[WORK TO DO]: Could you write out every entry exactly as it stands?

_ _ _

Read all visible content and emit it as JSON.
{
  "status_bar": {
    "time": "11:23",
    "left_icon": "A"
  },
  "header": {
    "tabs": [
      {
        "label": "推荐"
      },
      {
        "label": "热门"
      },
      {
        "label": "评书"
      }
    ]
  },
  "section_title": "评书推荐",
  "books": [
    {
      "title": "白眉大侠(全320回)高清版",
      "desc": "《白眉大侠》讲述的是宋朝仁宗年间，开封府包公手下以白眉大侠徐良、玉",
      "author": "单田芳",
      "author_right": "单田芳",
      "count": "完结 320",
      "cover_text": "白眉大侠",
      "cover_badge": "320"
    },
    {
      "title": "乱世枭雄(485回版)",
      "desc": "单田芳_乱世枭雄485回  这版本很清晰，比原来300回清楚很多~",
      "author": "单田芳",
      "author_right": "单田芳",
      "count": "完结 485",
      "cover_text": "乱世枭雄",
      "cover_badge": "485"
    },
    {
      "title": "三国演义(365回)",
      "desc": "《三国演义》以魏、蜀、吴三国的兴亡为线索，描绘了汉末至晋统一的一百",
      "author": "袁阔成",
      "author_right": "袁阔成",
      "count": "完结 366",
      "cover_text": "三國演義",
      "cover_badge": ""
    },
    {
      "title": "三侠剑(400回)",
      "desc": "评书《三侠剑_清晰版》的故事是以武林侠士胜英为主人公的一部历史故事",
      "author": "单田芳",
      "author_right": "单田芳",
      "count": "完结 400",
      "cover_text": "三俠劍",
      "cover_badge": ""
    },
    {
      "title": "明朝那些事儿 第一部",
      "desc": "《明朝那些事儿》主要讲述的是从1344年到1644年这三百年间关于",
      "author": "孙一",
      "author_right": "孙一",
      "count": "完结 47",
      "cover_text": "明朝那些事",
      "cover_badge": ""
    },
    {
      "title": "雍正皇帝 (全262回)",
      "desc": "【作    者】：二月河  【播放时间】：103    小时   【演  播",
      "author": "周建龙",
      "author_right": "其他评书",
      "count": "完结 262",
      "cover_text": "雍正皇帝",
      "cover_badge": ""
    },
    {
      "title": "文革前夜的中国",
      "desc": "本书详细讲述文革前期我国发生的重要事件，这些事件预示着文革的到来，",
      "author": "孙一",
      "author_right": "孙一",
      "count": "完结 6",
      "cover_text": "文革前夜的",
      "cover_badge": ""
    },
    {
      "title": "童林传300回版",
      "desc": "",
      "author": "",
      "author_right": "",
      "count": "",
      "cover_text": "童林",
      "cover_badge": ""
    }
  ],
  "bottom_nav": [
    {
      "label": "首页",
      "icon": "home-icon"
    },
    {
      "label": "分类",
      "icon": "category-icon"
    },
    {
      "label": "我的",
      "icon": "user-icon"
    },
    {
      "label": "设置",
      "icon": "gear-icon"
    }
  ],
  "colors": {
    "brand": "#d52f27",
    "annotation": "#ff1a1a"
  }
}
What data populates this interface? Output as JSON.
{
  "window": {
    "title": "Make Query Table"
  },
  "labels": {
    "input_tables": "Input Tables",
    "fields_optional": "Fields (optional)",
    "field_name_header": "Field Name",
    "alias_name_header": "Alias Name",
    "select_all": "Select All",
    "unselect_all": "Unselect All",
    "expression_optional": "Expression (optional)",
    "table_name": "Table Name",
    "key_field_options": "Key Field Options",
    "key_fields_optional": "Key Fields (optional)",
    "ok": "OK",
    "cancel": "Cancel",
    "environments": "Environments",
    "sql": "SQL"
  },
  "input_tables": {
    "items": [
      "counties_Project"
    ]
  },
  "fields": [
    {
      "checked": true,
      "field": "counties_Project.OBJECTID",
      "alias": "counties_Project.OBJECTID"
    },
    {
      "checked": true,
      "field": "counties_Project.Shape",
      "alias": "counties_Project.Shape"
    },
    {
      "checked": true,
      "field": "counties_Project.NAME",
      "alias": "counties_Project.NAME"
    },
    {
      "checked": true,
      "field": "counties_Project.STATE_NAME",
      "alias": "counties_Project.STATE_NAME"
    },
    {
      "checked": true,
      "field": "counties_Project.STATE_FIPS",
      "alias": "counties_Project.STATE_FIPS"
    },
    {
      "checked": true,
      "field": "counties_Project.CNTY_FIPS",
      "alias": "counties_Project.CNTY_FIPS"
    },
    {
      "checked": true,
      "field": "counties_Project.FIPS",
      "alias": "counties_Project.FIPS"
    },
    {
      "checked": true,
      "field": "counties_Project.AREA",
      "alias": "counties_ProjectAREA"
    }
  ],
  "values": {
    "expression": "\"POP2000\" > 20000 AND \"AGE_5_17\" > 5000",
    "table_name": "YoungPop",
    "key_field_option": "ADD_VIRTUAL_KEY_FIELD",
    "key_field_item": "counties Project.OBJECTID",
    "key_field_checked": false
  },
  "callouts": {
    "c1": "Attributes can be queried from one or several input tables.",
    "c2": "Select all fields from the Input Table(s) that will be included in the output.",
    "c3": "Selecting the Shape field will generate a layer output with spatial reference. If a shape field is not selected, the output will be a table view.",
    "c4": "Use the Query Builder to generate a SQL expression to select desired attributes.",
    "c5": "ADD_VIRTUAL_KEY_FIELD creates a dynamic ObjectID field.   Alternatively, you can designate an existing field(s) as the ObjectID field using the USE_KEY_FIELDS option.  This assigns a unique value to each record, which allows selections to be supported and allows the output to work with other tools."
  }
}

_ _ _

[WRITTEN ANSWER]:
Read all visible content and emit it as JSON.
{
  "status_bar": {
    "time": "11:23",
    "left_icon": "A"
  },
  "header": {
    "tabs": [
      {
        "label": "推荐"
      },
      {
        "label": "热门"
      },
      {
        "label": "评书"
      }
    ]
  },
  "section_title": "评书推荐",
  "books": [
    {
      "title": "白眉大侠(全320回)高清版",
      "desc": "《白眉大侠》讲述的是宋朝仁宗年间，开封府包公手下以白眉大侠徐良、玉",
      "author": "单田芳",
      "author_right": "单田芳",
      "count": "完结 320",
      "cover_text": "白眉大侠",
      "cover_badge": "320"
    },
    {
      "title": "乱世枭雄(485回版)",
      "desc": "单田芳_乱世枭雄485回  这版本很清晰，比原来300回清楚很多~",
      "author": "单田芳",
      "author_right": "单田芳",
      "count": "完结 485",
      "cover_text": "乱世枭雄",
      "cover_badge": "485"
    },
    {
      "title": "三国演义(365回)",
      "desc": "《三国演义》以魏、蜀、吴三国的兴亡为线索，描绘了汉末至晋统一的一百",
      "author": "袁阔成",
      "author_right": "袁阔成",
      "count": "完结 366",
      "cover_text": "三國演義",
      "cover_badge": ""
    },
    {
      "title": "三侠剑(400回)",
      "desc": "评书《三侠剑_清晰版》的故事是以武林侠士胜英为主人公的一部历史故事",
      "author": "单田芳",
      "author_right": "单田芳",
      "count": "完结 400",
      "cover_text": "三俠劍",
      "cover_badge": ""
    },
    {
      "title": "明朝那些事儿 第一部",
      "desc": "《明朝那些事儿》主要讲述的是从1344年到1644年这三百年间关于",
      "author": "孙一",
      "author_right": "孙一",
      "count": "完结 47",
      "cover_text": "明朝那些事",
      "cover_badge": ""
    },
    {
      "title": "雍正皇帝 (全262回)",
      "desc": "【作    者】：二月河  【播放时间】：103    小时   【演  播",
      "author": "周建龙",
      "author_right": "其他评书",
      "count": "完结 262",
      "cover_text": "雍正皇帝",
      "cover_badge": ""
    },
    {
      "title": "文革前夜的中国",
      "desc": "本书详细讲述文革前期我国发生的重要事件，这些事件预示着文革的到来，",
      "author": "孙一",
      "author_right": "孙一",
      "count": "完结 6",
      "cover_text": "文革前夜的",
      "cover_badge": ""
    },
    {
      "title": "童林传300回版",
      "desc": "",
      "author": "",
      "author_right": "",
      "count": "",
      "cover_text": "童林",
      "cover_badge": ""
    }
  ],
  "bottom_nav": [
    {
      "label": "首页",
      "icon": "home-icon"
    },
    {
      "label": "分类",
      "icon": "category-icon"
    },
    {
      "label": "我的",
      "icon": "user-icon"
    },
    {
      "label": "设置",
      "icon": "gear-icon"
    }
  ],
  "colors": {
    "brand": "#d52f27",
    "annotation": "#ff1a1a"
  }
}
What data populates this interface? Output as JSON.
{
  "window": {
    "title": "Make Query Table"
  },
  "labels": {
    "input_tables": "Input Tables",
    "fields_optional": "Fields (optional)",
    "field_name_header": "Field Name",
    "alias_name_header": "Alias Name",
    "select_all": "Select All",
    "unselect_all": "Unselect All",
    "expression_optional": "Expression (optional)",
    "table_name": "Table Name",
    "key_field_options": "Key Field Options",
    "key_fields_optional": "Key Fields (optional)",
    "ok": "OK",
    "cancel": "Cancel",
    "environments": "Environments",
    "sql": "SQL"
  },
  "input_tables": {
    "items": [
      "counties_Project"
    ]
  },
  "fields": [
    {
      "checked": true,
      "field": "counties_Project.OBJECTID",
      "alias": "counties_Project.OBJECTID"
    },
    {
      "checked": true,
      "field": "counties_Project.Shape",
      "alias": "counties_Project.Shape"
    },
    {
      "checked": true,
      "field": "counties_Project.NAME",
      "alias": "counties_Project.NAME"
    },
    {
      "checked": true,
      "field": "counties_Project.STATE_NAME",
      "alias": "counties_Project.STATE_NAME"
    },
    {
      "checked": true,
      "field": "counties_Project.STATE_FIPS",
      "alias": "counties_Project.STATE_FIPS"
    },
    {
      "checked": true,
      "field": "counties_Project.CNTY_FIPS",
      "alias": "counties_Project.CNTY_FIPS"
    },
    {
      "checked": true,
      "field": "counties_Project.FIPS",
      "alias": "counties_Project.FIPS"
    },
    {
      "checked": true,
      "field": "counties_Project.AREA",
      "alias": "counties_ProjectAREA"
    }
  ],
  "values": {
    "expression": "\"POP2000\" > 20000 AND \"AGE_5_17\" > 5000",
    "table_name": "YoungPop",
    "key_field_option": "ADD_VIRTUAL_KEY_FIELD",
    "key_field_item": "counties Project.OBJECTID",
    "key_field_checked": false
  },
  "callouts": {
    "c1": "Attributes can be queried from one or several input tables.",
    "c2": "Select all fields from the Input Table(s) that will be included in the output.",
    "c3": "Selecting the Shape field will generate a layer output with spatial reference. If a shape field is not selected, the output will be a table view.",
    "c4": "Use the Query Builder to generate a SQL expression to select desired attributes.",
    "c5": "ADD_VIRTUAL_KEY_FIELD creates a dynamic ObjectID field.   Alternatively, you can designate an existing field(s) as the ObjectID field using the USE_KEY_FIELDS option.  This assigns a unique value to each record, which allows selections to be supported and allows the output to work with other tools."
  }
}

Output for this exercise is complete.